*Exercise brief*
Go through the material below and copy all lines with "follow".

*Information provided*
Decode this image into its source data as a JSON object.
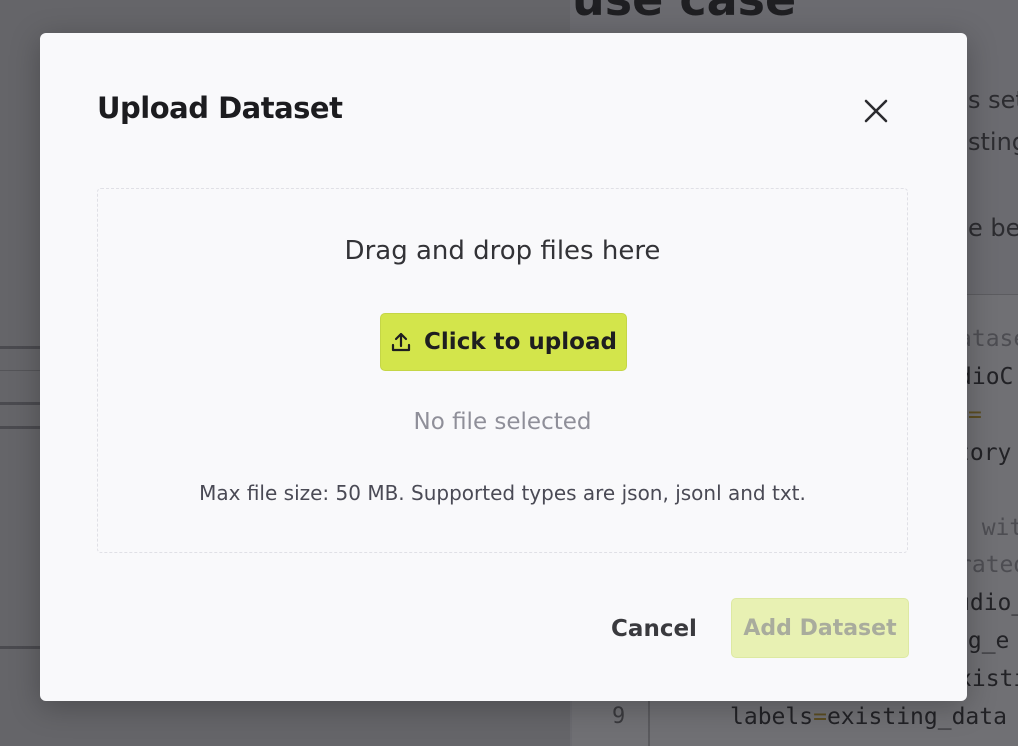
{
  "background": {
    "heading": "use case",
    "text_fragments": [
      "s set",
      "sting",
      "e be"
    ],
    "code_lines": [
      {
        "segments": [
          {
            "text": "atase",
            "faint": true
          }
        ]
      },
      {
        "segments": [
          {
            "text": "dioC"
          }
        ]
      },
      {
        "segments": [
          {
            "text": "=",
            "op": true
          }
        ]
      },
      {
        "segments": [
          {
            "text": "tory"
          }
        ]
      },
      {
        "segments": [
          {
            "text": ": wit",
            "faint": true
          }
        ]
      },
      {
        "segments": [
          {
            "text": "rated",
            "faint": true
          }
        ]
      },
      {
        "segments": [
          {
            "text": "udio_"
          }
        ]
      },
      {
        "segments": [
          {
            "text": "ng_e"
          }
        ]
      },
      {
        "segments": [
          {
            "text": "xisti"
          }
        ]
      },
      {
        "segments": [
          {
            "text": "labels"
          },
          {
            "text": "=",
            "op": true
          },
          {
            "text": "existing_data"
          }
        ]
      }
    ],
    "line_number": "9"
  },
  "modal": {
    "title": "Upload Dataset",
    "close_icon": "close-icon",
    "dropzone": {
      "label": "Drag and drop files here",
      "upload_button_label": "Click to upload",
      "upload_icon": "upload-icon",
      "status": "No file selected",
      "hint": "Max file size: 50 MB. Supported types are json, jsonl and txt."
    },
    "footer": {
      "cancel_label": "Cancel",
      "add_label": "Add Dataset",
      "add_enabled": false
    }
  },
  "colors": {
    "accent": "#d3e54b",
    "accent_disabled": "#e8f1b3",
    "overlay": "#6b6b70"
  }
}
...
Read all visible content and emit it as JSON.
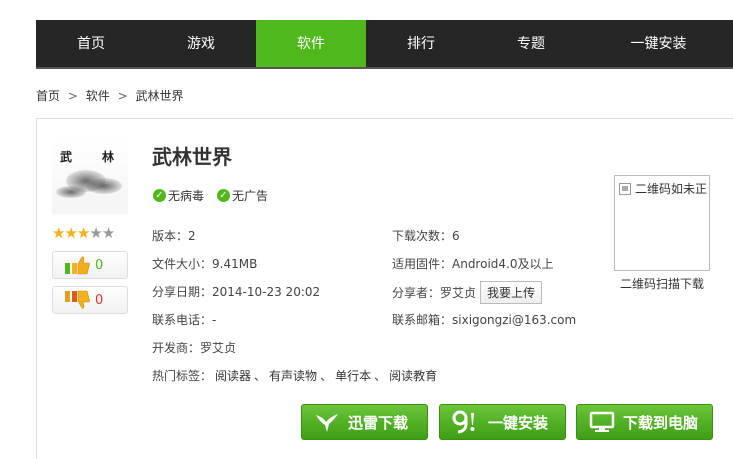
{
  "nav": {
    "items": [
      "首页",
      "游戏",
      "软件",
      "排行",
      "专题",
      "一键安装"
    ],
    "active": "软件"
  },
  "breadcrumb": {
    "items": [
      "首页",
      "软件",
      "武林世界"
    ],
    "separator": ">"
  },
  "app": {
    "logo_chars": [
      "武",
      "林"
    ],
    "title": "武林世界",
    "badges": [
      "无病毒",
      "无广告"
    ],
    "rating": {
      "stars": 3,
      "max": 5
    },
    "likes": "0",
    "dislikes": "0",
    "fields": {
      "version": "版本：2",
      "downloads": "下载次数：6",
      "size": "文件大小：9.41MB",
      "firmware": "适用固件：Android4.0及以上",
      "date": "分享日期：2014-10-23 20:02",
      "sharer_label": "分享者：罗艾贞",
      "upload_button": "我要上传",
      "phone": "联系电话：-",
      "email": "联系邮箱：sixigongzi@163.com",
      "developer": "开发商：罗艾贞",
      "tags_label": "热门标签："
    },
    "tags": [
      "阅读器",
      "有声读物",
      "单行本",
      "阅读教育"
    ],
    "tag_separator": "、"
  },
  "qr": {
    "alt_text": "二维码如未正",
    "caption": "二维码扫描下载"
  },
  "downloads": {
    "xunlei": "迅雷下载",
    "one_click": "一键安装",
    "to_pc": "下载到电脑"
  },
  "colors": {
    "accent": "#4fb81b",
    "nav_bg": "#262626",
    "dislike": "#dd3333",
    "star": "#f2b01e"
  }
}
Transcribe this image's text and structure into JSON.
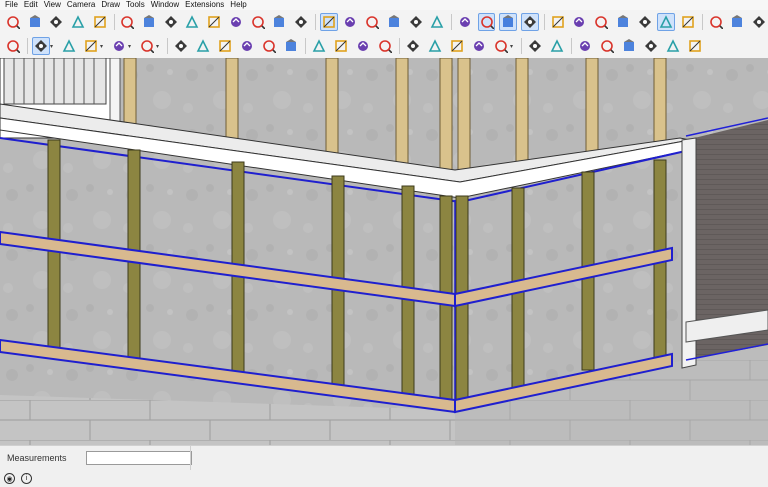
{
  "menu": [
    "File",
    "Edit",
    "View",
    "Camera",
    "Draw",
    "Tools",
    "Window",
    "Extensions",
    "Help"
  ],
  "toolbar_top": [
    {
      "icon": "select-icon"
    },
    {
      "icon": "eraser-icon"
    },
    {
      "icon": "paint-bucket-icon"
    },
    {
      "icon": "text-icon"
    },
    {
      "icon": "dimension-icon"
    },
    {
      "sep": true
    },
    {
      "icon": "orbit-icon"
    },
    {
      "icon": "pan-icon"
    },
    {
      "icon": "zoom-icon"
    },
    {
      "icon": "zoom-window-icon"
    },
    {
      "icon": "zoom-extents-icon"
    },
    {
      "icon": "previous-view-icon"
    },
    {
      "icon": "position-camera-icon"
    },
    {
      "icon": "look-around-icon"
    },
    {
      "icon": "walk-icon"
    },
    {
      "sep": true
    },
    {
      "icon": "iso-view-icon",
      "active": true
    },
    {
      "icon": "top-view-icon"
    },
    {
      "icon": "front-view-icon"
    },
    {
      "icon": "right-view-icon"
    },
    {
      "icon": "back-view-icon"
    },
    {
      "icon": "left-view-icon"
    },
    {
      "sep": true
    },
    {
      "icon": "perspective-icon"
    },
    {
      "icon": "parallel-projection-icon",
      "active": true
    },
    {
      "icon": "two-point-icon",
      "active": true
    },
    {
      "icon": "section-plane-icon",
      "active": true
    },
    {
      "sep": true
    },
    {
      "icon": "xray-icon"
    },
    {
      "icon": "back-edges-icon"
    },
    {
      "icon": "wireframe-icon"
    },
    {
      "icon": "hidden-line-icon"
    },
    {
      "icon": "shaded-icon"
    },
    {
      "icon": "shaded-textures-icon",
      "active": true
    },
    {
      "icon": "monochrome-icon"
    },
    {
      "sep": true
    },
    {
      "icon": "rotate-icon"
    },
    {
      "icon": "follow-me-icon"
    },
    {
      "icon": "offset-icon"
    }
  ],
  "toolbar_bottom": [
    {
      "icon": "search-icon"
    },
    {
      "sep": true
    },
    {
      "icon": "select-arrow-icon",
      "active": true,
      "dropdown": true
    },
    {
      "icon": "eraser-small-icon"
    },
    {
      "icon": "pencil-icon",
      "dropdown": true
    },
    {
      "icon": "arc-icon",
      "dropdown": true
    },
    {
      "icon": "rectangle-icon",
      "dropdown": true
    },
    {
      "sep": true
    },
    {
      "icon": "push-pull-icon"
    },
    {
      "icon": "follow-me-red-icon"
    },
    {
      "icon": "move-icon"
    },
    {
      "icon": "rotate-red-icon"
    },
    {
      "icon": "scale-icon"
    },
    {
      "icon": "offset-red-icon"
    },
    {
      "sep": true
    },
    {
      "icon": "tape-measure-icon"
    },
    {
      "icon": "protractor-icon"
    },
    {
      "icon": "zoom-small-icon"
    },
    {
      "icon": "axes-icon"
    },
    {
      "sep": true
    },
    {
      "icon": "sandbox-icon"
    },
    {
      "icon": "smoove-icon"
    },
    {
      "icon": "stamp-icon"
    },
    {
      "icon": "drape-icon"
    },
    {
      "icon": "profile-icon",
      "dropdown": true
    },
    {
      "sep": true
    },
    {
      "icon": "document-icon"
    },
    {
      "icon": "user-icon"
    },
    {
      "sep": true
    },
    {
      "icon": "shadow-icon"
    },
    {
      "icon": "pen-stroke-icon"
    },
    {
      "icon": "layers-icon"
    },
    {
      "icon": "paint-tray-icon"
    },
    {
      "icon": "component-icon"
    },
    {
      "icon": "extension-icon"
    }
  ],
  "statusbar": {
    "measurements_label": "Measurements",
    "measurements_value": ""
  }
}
--
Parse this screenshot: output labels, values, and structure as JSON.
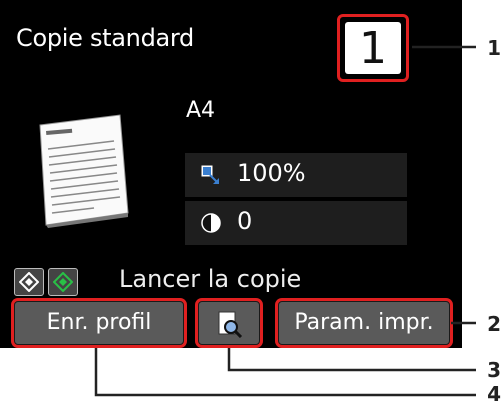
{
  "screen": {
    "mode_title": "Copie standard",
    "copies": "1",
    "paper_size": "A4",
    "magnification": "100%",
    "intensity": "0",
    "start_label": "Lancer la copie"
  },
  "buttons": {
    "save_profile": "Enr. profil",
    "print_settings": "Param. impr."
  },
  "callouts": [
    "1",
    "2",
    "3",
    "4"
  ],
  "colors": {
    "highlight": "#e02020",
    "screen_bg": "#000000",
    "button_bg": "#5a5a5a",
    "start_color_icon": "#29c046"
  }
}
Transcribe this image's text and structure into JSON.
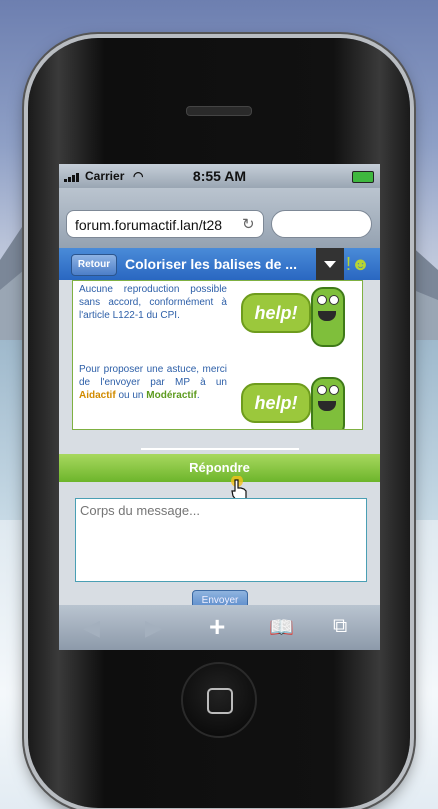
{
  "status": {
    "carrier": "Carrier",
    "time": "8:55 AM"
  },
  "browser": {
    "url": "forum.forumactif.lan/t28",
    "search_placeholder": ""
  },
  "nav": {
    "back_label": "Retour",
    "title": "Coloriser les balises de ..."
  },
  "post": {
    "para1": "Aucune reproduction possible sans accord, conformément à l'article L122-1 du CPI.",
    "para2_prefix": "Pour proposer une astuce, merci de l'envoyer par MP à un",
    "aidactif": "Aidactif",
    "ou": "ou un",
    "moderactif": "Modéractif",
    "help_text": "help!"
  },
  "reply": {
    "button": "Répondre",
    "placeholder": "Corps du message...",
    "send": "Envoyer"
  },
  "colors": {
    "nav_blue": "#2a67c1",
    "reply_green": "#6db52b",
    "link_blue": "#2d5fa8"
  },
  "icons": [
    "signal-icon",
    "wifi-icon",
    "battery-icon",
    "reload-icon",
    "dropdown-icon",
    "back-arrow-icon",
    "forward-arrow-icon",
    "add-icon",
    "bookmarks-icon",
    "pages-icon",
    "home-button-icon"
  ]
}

*Answer to the exercise*
      "icon": "follow-me-icon"
      "icon": "follow-me-red-icon"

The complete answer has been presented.